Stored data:
☆ ☆ ☆ ☆ ☆

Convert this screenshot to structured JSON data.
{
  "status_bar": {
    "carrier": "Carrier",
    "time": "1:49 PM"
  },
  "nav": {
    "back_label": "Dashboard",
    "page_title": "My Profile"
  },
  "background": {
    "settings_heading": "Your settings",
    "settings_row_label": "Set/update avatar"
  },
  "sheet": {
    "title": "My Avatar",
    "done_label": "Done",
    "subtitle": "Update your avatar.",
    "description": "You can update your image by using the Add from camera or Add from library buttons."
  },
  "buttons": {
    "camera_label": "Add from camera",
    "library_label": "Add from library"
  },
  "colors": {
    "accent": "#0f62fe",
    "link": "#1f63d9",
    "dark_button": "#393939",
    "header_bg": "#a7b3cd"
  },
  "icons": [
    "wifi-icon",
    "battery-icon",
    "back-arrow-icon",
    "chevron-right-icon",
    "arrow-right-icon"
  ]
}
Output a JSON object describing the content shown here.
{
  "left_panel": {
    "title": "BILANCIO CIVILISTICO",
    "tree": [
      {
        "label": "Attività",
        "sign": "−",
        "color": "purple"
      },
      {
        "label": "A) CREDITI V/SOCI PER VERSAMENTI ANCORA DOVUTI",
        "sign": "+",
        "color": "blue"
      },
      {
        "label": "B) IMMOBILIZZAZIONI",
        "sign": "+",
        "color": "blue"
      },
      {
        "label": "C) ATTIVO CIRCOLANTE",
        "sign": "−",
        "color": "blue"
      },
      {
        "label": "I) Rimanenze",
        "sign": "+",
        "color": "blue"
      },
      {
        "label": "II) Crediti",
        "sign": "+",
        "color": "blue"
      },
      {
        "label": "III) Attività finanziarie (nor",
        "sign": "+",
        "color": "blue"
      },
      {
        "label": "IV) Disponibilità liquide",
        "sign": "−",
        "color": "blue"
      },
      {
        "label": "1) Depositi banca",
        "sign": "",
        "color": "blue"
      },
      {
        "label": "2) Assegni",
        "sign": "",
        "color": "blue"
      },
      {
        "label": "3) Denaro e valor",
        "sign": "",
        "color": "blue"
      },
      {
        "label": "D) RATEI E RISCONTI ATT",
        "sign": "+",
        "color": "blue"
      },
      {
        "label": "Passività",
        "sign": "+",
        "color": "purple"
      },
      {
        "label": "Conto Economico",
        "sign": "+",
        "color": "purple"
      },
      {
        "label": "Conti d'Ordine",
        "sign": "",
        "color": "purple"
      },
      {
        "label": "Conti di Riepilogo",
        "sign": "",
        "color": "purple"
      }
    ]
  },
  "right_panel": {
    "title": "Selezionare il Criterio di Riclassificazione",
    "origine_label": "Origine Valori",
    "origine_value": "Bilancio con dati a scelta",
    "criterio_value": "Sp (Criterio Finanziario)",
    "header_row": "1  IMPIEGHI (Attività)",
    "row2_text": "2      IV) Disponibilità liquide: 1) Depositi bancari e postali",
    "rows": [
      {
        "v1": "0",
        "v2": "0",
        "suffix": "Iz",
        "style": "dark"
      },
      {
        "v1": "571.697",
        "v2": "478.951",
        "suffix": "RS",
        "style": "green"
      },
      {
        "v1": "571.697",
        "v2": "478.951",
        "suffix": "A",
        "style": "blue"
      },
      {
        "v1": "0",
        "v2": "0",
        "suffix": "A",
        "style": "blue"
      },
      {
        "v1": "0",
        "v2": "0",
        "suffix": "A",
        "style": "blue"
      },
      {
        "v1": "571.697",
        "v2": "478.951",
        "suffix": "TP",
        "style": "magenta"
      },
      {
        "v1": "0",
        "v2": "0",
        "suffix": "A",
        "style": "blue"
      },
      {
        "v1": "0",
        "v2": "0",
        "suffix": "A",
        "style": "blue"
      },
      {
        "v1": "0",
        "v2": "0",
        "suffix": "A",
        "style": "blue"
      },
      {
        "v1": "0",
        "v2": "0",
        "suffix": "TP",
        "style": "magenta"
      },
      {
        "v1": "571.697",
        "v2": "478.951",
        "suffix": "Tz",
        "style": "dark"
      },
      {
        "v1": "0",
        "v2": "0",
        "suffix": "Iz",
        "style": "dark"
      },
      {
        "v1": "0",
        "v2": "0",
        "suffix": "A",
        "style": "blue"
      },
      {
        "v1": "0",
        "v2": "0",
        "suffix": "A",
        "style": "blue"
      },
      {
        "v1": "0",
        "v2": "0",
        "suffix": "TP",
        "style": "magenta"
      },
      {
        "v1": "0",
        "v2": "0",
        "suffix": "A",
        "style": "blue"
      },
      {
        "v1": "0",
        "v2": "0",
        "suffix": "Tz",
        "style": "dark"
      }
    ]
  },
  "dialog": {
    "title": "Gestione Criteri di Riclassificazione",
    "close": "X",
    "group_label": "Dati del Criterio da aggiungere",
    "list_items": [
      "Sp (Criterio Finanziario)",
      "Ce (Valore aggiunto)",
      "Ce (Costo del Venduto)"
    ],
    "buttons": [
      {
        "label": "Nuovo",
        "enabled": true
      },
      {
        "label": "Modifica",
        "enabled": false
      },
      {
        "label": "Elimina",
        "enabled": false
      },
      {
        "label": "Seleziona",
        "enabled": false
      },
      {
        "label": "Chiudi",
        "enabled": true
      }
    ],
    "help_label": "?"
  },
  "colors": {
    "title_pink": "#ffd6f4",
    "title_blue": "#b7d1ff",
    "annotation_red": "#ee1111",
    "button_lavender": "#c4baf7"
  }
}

☆ ☆ ☆ ☆ ☆

Exercise brief: Among these entries, how many lines include the string "Finanziario"? Reply with the number by itself.

Exercise solution: 2